§ **Exercise details**
Look through the entries and report how many lines include the word "from". Give the number alone.

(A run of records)
┏━━
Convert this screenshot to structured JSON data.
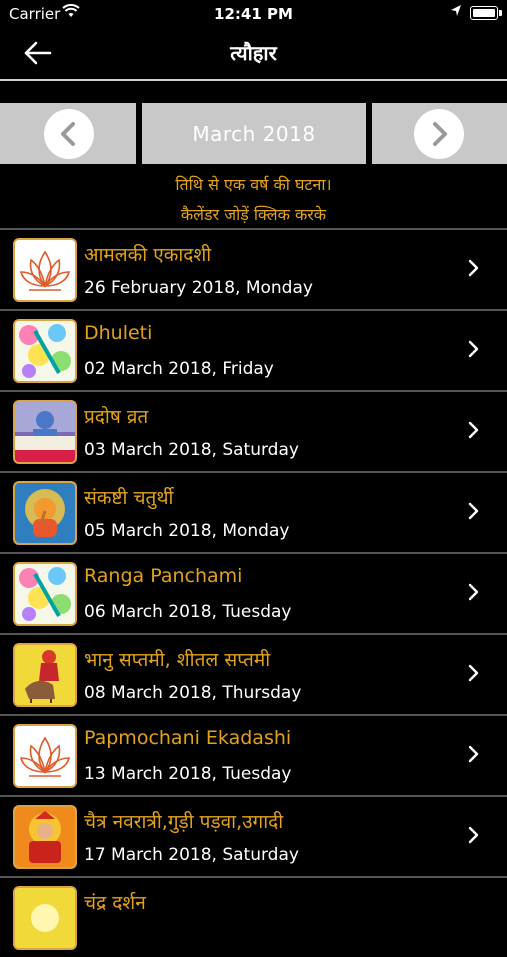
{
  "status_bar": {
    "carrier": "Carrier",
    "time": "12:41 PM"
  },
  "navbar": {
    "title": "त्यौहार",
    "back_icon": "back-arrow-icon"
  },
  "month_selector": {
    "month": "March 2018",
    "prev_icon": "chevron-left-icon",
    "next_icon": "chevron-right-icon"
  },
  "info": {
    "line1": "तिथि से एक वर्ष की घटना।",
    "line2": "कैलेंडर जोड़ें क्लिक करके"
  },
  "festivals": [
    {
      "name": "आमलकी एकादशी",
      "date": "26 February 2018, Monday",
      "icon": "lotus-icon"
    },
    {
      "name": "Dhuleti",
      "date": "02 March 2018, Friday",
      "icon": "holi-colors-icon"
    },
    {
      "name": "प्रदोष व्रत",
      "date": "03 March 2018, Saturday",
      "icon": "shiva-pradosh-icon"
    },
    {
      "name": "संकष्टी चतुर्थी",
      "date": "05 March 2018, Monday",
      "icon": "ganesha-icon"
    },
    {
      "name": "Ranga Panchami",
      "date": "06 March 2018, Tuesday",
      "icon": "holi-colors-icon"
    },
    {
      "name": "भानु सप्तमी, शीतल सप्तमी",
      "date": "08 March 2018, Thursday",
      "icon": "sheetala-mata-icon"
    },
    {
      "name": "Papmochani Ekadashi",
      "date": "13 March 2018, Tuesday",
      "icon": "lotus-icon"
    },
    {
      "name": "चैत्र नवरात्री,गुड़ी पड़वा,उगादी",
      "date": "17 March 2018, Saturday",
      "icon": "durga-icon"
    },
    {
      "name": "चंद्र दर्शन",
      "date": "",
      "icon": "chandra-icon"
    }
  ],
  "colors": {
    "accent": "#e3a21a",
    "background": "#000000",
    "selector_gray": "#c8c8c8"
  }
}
┗━━
┏━━
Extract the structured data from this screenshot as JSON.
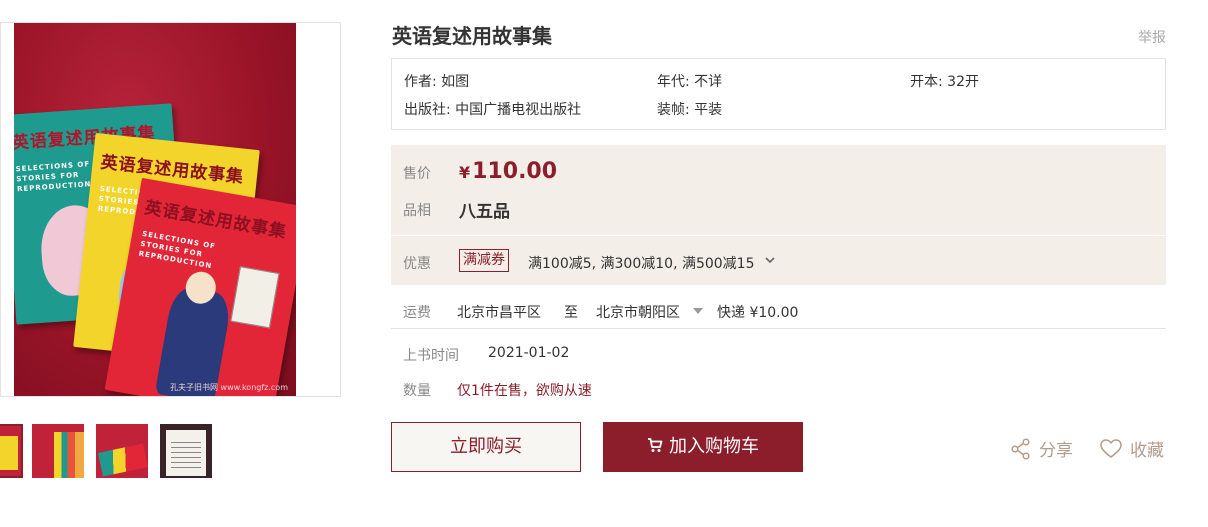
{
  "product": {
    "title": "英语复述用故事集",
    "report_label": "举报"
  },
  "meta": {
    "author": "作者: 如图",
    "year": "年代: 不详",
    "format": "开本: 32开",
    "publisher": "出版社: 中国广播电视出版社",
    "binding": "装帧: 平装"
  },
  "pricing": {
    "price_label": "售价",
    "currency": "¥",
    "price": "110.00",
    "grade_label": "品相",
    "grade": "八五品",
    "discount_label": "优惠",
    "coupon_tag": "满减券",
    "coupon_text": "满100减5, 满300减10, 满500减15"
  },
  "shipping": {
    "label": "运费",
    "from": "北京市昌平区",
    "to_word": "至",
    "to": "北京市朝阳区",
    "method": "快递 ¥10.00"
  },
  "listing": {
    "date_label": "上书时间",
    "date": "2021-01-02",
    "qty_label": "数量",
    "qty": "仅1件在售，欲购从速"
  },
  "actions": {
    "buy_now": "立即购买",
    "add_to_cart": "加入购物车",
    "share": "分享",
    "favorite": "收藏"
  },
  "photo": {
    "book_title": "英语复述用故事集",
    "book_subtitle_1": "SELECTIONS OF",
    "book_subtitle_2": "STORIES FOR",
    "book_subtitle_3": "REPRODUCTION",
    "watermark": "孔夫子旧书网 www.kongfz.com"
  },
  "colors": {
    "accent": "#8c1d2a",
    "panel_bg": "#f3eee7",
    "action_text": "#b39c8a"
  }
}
┗━━
§ **Correct response**
2